## Materials provided:
※ ※ ※

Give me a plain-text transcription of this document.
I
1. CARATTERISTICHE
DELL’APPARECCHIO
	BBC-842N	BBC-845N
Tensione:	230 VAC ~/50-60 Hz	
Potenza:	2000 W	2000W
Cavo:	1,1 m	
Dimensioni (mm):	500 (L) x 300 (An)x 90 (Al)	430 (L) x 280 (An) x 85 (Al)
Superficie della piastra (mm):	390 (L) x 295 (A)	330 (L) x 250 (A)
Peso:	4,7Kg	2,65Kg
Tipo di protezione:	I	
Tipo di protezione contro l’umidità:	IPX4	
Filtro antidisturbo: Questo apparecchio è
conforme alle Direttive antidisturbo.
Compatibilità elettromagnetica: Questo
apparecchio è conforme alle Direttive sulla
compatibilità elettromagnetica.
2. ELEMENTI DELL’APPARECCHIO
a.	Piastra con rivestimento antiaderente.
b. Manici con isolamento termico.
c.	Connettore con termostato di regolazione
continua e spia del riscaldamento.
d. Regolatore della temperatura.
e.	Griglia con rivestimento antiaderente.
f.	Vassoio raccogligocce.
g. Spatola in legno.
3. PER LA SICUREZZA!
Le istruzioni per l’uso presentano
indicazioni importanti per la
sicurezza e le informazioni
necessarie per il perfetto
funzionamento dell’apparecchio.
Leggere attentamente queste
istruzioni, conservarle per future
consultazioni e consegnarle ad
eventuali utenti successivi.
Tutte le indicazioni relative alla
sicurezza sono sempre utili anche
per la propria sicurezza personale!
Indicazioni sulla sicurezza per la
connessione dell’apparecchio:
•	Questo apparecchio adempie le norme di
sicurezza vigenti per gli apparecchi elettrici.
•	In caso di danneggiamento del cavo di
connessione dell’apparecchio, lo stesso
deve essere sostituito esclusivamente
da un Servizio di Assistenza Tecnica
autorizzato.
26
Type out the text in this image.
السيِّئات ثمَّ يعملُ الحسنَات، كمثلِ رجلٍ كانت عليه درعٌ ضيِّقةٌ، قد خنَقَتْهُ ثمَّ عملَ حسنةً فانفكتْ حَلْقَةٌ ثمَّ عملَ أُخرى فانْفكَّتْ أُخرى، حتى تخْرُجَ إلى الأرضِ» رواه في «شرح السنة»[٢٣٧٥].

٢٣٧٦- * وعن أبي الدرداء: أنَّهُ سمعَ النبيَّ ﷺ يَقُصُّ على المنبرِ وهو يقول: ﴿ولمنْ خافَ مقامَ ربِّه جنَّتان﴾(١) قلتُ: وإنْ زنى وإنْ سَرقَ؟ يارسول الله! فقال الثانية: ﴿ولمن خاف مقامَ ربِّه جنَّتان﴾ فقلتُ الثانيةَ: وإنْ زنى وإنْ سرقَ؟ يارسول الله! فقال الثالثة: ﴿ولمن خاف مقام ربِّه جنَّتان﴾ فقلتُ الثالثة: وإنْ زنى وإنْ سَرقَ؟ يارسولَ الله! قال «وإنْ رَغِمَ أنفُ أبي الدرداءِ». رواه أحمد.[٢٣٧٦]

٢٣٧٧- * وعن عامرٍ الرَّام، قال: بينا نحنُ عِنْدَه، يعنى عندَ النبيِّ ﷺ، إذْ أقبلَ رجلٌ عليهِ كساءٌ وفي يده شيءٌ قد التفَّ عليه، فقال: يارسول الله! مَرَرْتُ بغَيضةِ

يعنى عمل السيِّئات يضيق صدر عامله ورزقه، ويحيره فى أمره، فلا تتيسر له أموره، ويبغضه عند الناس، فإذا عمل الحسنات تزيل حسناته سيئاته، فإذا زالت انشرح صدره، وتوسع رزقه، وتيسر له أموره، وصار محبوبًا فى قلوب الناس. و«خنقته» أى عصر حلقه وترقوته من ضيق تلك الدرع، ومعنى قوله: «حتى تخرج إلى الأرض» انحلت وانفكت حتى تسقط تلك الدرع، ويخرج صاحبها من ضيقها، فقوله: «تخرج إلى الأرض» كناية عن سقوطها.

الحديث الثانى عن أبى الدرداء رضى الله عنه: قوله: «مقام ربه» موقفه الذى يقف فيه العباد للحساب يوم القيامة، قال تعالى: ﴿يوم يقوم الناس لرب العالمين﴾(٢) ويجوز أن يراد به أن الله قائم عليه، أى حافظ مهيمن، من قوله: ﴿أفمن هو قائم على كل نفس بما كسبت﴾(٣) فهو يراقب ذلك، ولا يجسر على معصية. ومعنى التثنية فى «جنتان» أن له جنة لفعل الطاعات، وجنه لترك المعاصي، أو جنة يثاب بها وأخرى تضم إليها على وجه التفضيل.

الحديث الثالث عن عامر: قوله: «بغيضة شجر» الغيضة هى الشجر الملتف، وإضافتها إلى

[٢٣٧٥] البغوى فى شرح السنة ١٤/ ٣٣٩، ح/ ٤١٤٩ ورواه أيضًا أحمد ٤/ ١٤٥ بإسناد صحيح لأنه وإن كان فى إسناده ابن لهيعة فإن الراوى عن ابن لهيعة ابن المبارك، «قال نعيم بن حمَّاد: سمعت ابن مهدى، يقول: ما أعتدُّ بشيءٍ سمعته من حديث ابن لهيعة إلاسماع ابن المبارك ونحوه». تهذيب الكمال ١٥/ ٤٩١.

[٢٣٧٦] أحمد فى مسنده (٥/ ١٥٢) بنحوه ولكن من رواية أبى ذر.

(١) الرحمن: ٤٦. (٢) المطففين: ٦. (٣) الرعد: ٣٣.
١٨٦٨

※ ※ ※

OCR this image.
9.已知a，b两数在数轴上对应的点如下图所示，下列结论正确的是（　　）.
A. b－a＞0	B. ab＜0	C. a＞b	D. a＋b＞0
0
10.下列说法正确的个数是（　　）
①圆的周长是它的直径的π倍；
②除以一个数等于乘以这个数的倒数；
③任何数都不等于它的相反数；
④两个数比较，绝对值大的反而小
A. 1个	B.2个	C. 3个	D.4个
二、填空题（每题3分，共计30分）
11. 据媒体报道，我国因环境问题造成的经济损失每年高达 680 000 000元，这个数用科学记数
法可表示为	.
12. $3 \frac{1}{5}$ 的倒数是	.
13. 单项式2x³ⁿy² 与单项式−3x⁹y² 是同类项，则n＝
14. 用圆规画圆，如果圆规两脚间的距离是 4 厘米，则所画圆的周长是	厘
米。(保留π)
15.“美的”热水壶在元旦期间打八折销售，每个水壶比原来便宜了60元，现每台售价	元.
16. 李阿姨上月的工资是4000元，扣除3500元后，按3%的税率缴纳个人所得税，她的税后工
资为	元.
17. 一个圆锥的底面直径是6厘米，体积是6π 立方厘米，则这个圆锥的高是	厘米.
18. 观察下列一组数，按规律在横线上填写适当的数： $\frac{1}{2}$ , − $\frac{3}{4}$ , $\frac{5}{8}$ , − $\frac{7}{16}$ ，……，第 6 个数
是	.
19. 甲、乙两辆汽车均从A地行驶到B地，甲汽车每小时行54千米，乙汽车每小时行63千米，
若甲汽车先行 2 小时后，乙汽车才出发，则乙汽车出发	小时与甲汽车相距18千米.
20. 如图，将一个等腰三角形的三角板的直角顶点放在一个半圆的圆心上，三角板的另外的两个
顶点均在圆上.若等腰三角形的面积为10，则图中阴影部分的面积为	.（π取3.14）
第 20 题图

※ ※ ※

## Instructions to follow:
Within the listing, how many lines hold the word "Tipo"? Only the number is to be given.

## Correct result:
2